> _Source document_
....

Yeah, totally. In those days you had to try to keep up with the Beatles! But, to be honest, I didn’t really like orchestrating the songs. It definitely wasn’t my idea — it was Paul Rothchild’s. I never would have done it.
Does it sound better to you now?
Actually, it does sound better with time. But I never thought it sounded bad—I just thought it didn’t sound like us. The Doors were lost. It was Jim and the orchestra.
This was the first album where you had individual songwriting credits.
Right. Jim originally wanted everything to say “written by the Doors” to keep things mysterious. But everybody just took it for granted that he wrote everything. I think he realized that wasn’t fair and wanted to give others credit.
Did he actually write the music on those songs where he alone is credited?
No. He would hear the song in his head. But he didn’t play anything, so he would sing a vocal melody, and we would have to figure out what to do. But a lot of times he just had a poem on paper and I would come up with something. Other times I would come up with a melody, and he’d put words to it.

....

> _Data excerpts_
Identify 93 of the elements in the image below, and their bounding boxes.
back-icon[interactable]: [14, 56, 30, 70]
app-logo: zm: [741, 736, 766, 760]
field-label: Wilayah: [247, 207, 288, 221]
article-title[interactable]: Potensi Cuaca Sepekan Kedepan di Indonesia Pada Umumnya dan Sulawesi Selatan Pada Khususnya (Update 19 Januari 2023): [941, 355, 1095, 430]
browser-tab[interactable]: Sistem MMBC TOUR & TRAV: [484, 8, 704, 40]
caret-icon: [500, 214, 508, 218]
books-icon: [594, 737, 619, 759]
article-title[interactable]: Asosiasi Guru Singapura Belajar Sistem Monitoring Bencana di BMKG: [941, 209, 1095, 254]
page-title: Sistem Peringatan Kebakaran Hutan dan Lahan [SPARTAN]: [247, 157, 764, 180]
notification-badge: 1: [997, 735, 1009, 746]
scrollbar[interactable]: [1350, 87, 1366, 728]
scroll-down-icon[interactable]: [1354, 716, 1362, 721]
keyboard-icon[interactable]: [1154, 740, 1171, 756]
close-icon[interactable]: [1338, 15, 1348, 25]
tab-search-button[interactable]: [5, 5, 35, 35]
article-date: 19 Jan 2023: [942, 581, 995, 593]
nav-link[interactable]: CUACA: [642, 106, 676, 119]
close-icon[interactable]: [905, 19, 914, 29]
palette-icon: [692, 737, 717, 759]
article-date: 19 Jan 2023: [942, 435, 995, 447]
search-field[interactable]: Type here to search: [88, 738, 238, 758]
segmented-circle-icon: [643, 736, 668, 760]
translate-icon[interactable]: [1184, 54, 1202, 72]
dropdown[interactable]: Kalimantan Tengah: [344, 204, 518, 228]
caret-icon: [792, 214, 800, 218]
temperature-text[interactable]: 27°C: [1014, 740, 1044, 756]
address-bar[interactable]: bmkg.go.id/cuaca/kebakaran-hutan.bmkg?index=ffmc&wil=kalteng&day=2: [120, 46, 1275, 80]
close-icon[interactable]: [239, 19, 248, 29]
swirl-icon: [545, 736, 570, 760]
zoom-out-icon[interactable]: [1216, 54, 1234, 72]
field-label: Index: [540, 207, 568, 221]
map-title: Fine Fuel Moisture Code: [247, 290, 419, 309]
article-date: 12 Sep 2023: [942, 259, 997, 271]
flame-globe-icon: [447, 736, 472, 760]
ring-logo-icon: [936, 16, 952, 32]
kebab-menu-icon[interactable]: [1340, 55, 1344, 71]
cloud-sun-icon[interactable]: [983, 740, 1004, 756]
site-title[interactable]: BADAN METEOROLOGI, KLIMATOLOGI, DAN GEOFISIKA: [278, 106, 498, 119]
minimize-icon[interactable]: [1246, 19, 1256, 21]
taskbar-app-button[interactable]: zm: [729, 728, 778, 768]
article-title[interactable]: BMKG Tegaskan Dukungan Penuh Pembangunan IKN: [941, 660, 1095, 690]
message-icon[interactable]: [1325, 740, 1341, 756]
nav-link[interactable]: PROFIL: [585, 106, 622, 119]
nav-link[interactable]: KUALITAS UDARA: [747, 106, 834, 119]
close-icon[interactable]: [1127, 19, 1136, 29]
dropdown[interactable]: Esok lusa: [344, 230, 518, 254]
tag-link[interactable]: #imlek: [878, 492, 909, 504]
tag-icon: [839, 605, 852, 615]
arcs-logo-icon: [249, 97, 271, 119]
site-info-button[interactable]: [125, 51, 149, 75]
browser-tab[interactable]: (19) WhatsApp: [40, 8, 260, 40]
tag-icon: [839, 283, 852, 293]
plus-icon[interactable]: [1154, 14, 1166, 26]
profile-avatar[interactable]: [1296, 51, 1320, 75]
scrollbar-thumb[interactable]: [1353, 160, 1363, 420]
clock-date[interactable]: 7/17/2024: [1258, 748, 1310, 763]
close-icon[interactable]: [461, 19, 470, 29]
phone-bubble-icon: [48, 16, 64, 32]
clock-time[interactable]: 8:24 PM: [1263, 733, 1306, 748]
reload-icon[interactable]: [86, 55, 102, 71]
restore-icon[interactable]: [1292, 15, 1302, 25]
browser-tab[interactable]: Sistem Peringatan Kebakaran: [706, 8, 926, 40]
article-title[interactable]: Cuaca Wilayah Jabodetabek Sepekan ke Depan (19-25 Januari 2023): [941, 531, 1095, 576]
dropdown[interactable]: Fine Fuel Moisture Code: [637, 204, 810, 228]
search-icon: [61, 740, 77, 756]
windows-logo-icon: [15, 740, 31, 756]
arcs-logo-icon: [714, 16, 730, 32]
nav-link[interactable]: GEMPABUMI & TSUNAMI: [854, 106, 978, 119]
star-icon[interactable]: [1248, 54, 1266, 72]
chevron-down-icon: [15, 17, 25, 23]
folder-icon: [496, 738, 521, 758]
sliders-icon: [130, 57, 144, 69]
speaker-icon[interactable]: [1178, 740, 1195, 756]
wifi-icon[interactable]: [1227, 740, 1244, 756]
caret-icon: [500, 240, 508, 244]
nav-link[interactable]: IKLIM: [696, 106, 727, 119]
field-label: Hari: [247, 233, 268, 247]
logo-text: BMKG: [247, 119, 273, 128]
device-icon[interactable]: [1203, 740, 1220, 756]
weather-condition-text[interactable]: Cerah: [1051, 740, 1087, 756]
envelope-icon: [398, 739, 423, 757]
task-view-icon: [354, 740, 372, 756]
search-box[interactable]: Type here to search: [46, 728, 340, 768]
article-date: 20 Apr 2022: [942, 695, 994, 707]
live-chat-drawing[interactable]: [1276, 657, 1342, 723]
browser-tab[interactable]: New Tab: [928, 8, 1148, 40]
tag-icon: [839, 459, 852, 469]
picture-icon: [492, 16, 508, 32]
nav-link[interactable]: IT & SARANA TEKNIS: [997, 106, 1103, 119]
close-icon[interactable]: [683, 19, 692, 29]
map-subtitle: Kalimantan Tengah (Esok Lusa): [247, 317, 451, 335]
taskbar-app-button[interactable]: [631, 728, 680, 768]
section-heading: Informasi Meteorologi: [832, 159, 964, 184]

....

> _Exercise requirements_
Pick up the interview about the Doors after its final answer and continue it.

> _Result below_
What about the Soft Parade sessions sticks out in your mind?
The endless mixing sessions. That was a very long, drawn-out album. We spent more money on it than we did on any other album. And Jim was hard to find. All the mixing bored the hell out of him. But I think his drinking problem wasn’t as bad as it was on Waiting for the Sun, because he had started making a film, which kept him busy.
There was one funny thing that happened. This crazy guy appeared and apparently he thought that “The Celebration of the Lizard” [a Morrison poem which appeared on Waiting for the Sun] was written about him. He was yelling, “How did you know that I’m the Lizard King, goddamn it! That’s me. You wrote a song about me!” And he smacked Ray right in the eye because he thought Ray was Jim. Ray had his glasses on and they just crumpled. It was a mess.
Before the poem appeared had you ever heard Jim refer to himself as the Lizard King?
He was always obsessed with lizards—he loved that kind of stuff because he’d seen it on acid a lot. But I don’t know when he came up with “I am the Lizard King.” I think he wished he had never said that. It was just another thing he had to live up to.
During the Soft Parade tour, your Miami concert erupted in pandemonium and was canceled. Later Jim was charged with indecent exposure. What do you remember of the concert?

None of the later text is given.